Given records >>
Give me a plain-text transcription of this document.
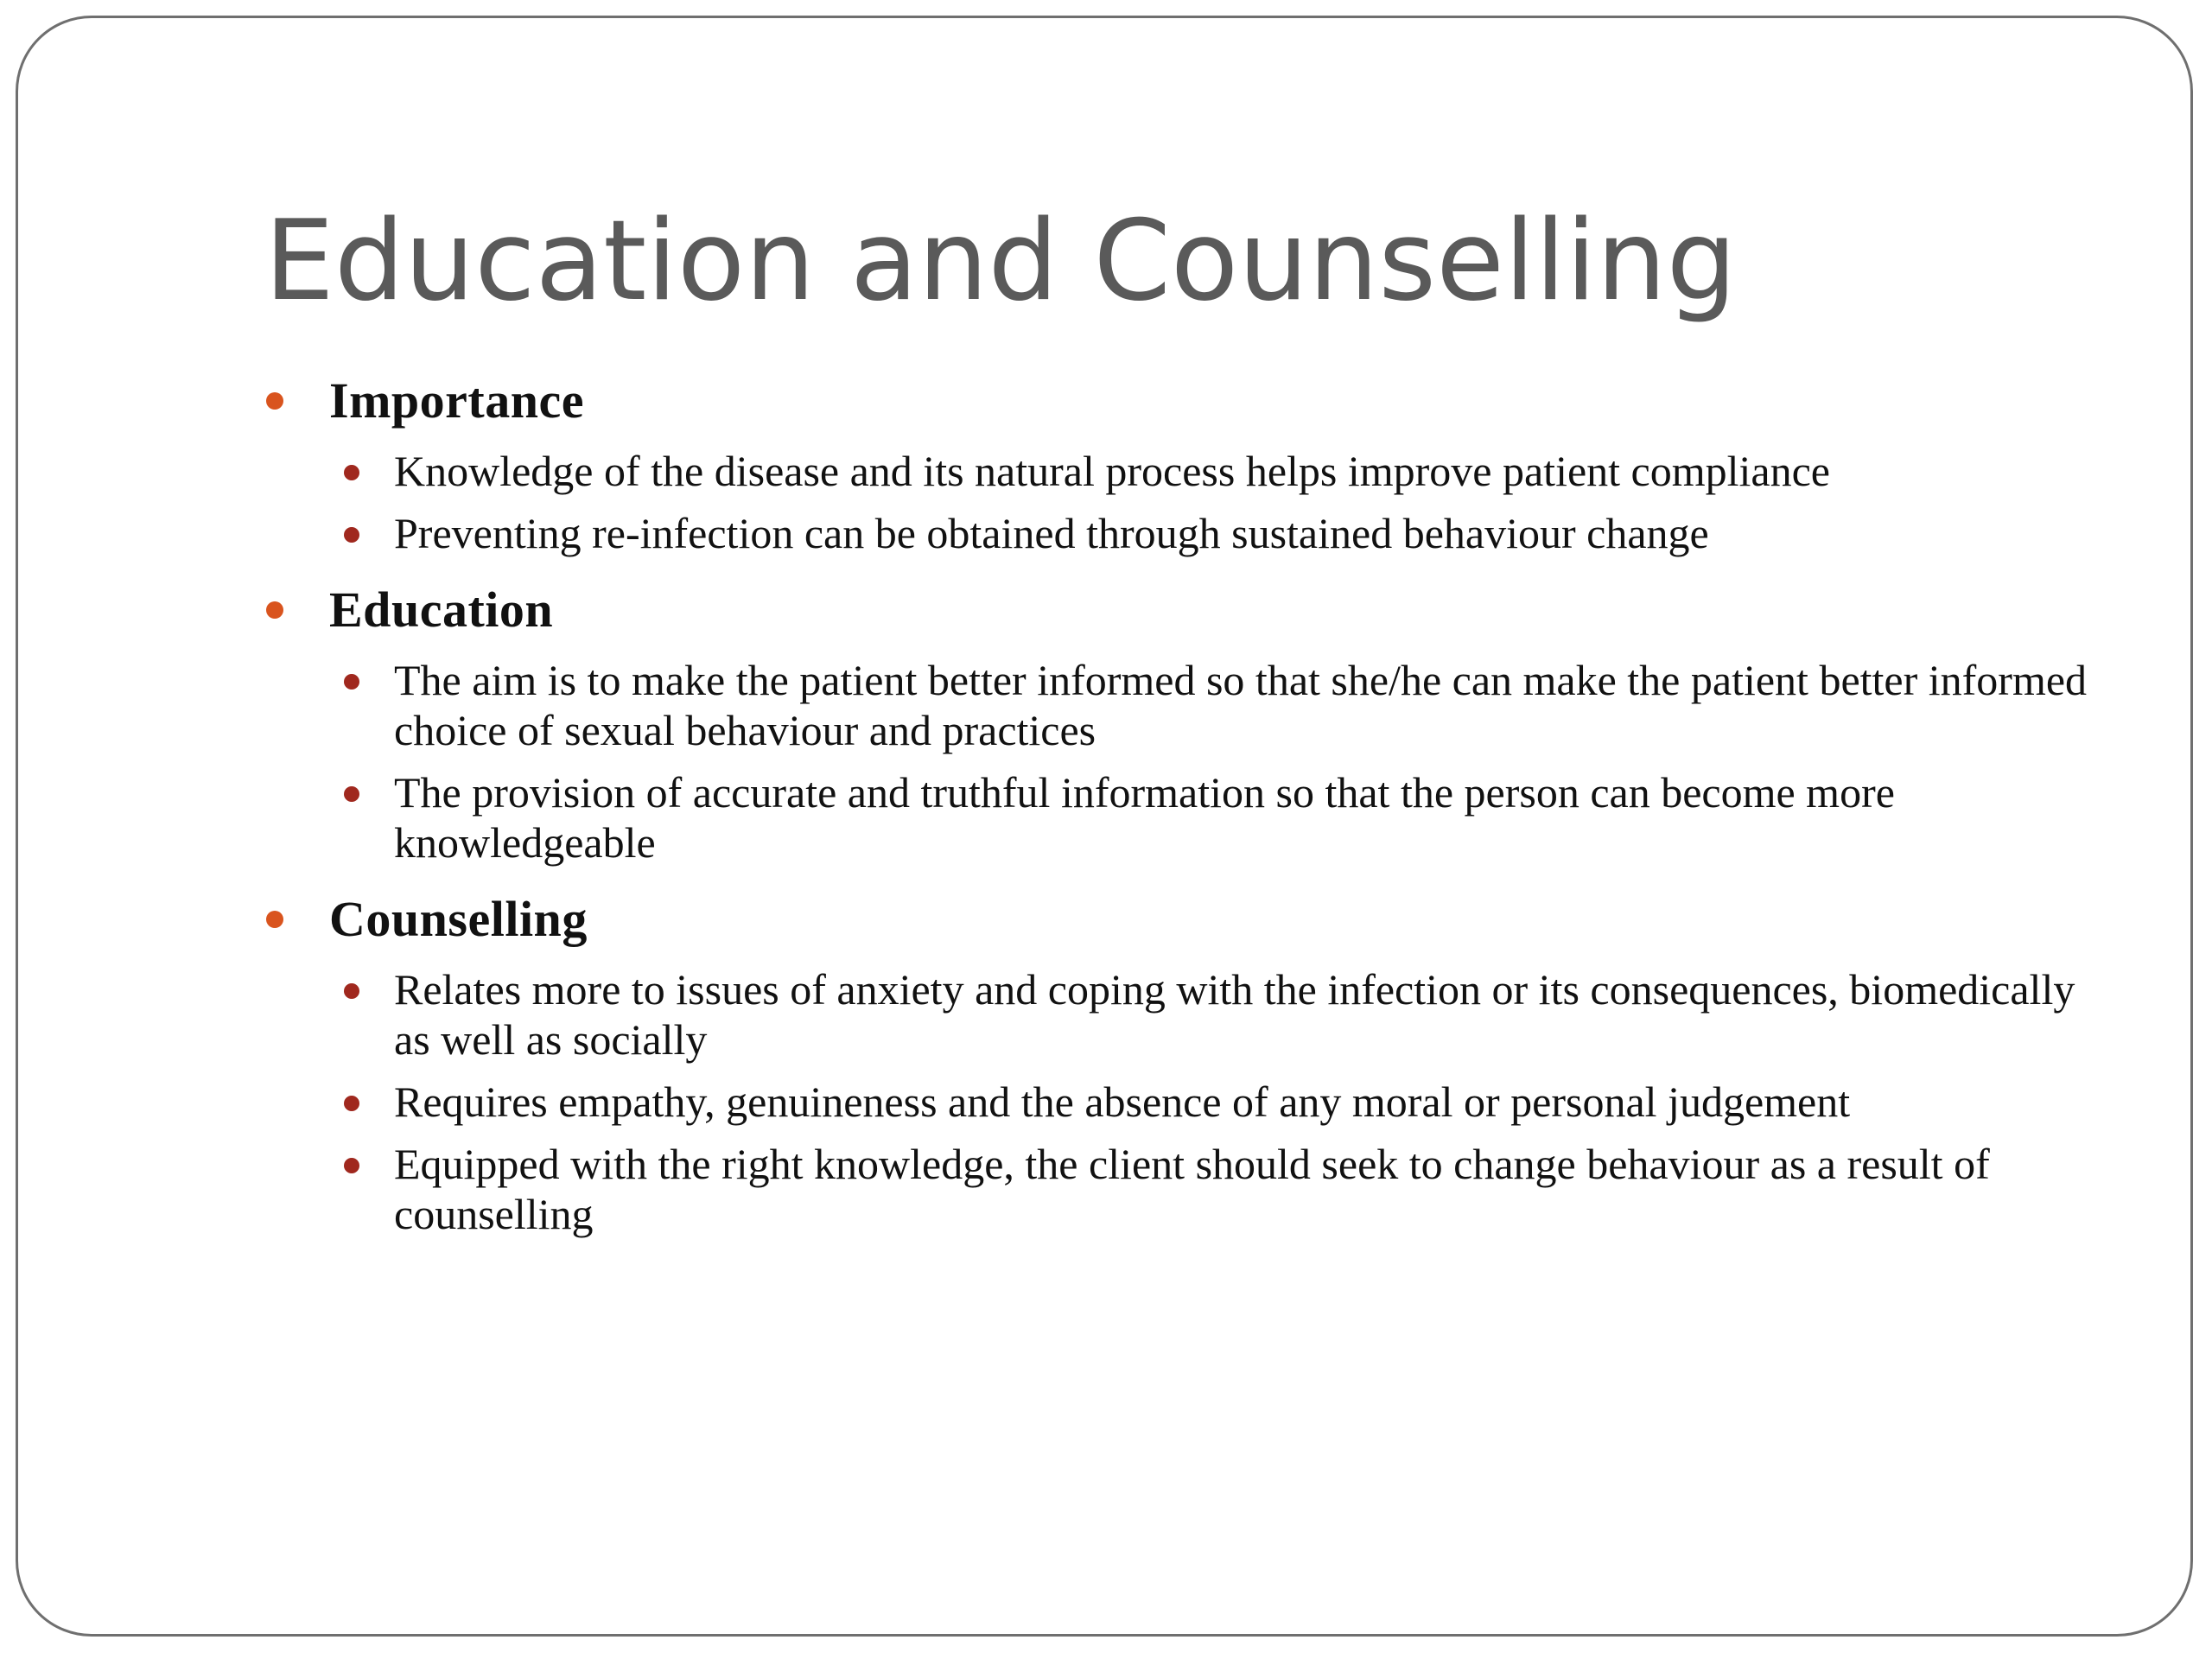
Education and Counselling
Importance
Knowledge of the disease and its natural process helps improve patient compliance
Preventing re-infection can be obtained through sustained behaviour change
Education
The aim is to make the patient better informed so that she/he can make the patient better informed choice of sexual behaviour and practices
The provision of accurate and truthful information so that the person can become more knowledgeable
Counselling
Relates more to issues of anxiety and coping with the infection or its consequences, biomedically as well as socially
Requires empathy, genuineness and the absence of any moral or personal judgement
Equipped with the right knowledge, the client should seek to change behaviour as a result of counselling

What you are asked to do >> Make an exact copy of every entry above, minus the images.

The result >>
Give me a plain-text transcription of this document.
Education and Counselling
Importance
Knowledge of the disease and its natural process helps improve patient compliance
Preventing re-infection can be obtained through sustained behaviour change
Education
The aim is to make the patient better informed so that she/he can make the patient better informed choice of sexual behaviour and practices
The provision of accurate and truthful information so that the person can become more knowledgeable
Counselling
Relates more to issues of anxiety and coping with the infection or its consequences, biomedically as well as socially
Requires empathy, genuineness and the absence of any moral or personal judgement
Equipped with the right knowledge, the client should seek to change behaviour as a result of counselling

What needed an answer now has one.